▶ GIVEN EXERCISE
Locate each line with the string "Current" in the listing below and copy it.

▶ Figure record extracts
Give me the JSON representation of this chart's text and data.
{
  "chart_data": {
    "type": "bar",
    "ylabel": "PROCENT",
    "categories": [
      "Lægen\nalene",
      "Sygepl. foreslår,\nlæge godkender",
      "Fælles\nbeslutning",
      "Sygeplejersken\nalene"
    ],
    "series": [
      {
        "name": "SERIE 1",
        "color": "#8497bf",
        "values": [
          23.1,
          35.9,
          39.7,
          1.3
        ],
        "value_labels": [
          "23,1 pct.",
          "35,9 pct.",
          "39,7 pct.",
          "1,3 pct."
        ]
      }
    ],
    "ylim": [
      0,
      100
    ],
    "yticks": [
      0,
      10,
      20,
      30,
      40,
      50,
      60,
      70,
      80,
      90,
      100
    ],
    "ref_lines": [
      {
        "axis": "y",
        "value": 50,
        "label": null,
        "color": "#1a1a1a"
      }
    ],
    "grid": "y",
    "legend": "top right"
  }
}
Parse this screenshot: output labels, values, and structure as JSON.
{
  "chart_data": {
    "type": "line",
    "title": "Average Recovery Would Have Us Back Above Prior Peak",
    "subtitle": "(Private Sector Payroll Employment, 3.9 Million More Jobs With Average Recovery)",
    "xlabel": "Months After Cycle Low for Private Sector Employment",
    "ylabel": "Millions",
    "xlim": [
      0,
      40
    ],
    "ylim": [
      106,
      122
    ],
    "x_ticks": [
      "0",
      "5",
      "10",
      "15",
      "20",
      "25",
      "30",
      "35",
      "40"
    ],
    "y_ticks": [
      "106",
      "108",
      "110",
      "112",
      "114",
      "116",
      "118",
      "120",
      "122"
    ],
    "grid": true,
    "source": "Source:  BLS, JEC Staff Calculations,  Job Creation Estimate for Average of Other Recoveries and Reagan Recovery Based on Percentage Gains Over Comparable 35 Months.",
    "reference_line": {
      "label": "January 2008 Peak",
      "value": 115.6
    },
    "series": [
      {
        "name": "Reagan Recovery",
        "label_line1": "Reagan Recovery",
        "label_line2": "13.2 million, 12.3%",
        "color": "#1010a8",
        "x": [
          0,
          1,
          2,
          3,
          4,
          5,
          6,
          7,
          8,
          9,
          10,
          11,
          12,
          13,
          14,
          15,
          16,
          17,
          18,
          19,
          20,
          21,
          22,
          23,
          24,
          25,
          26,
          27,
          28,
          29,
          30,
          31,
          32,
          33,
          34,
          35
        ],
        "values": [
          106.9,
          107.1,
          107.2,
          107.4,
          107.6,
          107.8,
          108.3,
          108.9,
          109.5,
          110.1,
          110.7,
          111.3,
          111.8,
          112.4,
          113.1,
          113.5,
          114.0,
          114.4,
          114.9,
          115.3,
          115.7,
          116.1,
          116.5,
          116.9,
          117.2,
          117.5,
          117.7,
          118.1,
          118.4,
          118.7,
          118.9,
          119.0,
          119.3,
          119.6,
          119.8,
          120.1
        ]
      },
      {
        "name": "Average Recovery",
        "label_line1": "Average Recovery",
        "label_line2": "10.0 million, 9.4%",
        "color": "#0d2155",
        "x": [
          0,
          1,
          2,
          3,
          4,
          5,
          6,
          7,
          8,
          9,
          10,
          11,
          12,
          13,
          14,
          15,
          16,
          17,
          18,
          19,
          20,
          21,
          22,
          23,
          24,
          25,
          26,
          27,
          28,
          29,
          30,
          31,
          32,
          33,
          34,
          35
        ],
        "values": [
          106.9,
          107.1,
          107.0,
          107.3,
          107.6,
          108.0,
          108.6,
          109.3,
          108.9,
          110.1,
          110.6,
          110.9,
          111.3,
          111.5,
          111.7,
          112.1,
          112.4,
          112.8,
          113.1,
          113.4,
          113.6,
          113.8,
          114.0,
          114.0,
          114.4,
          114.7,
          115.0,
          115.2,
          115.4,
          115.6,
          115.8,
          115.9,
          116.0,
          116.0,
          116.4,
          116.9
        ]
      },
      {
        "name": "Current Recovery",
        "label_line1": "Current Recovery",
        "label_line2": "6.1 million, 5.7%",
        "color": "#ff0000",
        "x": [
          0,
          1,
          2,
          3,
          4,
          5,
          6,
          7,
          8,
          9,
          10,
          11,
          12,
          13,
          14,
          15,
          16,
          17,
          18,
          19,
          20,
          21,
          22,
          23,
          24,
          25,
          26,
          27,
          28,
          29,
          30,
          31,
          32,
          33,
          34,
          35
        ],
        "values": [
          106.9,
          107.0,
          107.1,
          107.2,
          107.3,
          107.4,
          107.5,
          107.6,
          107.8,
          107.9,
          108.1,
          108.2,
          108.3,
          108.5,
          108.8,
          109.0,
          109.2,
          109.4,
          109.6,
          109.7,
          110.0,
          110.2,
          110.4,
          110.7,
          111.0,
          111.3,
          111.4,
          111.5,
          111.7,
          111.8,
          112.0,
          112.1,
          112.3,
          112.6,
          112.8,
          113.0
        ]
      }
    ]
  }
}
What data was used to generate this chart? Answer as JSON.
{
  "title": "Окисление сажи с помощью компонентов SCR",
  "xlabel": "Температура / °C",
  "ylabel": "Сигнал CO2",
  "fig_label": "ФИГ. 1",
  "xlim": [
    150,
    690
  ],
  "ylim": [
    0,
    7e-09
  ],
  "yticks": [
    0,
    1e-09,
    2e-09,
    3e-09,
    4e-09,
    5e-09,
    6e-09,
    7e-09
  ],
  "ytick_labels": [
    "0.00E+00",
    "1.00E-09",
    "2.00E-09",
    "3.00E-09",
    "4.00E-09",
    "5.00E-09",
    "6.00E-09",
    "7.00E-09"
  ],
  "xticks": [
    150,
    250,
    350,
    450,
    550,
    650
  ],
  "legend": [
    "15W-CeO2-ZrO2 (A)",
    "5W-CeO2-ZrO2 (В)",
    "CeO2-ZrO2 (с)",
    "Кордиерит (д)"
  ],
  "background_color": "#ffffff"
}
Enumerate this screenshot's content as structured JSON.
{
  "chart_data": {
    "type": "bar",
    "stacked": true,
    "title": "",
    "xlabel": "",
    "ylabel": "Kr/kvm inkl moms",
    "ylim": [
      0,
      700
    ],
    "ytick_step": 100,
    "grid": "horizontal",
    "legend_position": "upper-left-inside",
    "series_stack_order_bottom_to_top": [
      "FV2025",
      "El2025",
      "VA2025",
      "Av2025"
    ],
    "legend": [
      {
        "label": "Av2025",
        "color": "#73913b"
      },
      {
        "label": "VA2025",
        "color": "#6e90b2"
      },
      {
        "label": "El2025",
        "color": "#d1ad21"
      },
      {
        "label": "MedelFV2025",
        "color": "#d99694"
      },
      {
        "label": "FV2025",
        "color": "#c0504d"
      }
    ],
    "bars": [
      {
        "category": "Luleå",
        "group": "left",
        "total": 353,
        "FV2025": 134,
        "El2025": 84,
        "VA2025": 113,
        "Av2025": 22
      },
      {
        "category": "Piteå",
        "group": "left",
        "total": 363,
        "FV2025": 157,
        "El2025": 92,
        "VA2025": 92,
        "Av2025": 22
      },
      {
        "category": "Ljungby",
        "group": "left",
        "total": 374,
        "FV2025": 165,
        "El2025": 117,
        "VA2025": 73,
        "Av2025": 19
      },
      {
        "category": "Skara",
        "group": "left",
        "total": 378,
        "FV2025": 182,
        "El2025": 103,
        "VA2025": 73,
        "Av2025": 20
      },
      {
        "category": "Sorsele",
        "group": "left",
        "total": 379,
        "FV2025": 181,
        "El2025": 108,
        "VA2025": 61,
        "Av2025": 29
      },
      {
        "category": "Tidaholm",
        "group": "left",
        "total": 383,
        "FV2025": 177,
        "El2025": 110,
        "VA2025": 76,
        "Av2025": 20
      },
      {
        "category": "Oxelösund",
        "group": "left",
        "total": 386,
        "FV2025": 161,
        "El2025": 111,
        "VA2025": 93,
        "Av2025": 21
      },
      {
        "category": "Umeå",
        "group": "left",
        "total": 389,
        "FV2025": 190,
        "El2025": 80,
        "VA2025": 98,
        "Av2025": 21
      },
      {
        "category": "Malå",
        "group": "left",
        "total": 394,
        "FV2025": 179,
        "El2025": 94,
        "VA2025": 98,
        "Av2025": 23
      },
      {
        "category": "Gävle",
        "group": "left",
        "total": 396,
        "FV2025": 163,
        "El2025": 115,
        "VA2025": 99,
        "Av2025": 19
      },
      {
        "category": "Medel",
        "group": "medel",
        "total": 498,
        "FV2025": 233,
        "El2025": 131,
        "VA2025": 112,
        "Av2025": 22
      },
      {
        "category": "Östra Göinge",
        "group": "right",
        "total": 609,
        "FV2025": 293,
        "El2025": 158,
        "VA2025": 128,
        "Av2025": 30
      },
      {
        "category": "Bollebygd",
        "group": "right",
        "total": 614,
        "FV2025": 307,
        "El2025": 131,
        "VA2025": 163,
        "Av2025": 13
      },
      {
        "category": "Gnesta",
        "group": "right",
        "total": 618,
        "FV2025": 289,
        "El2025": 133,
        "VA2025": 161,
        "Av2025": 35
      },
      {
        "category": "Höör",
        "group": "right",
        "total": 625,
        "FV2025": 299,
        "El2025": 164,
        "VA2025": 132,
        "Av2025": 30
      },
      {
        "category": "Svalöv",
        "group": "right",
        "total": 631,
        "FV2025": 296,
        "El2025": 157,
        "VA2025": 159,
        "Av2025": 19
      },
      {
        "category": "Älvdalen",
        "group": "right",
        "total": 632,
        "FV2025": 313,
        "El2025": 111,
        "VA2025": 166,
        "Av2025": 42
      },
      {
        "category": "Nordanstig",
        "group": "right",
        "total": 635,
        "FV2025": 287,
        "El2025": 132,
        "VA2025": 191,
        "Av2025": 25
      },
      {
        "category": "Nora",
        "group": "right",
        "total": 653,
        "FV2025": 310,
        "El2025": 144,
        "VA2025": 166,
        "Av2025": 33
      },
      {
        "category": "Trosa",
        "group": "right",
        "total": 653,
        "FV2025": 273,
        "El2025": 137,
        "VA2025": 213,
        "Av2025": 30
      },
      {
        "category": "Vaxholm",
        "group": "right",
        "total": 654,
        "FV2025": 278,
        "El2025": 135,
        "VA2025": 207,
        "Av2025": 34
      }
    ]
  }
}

▶ FINISHED TASK
        "name": "Current Recovery",
        "label_line1": "Current Recovery",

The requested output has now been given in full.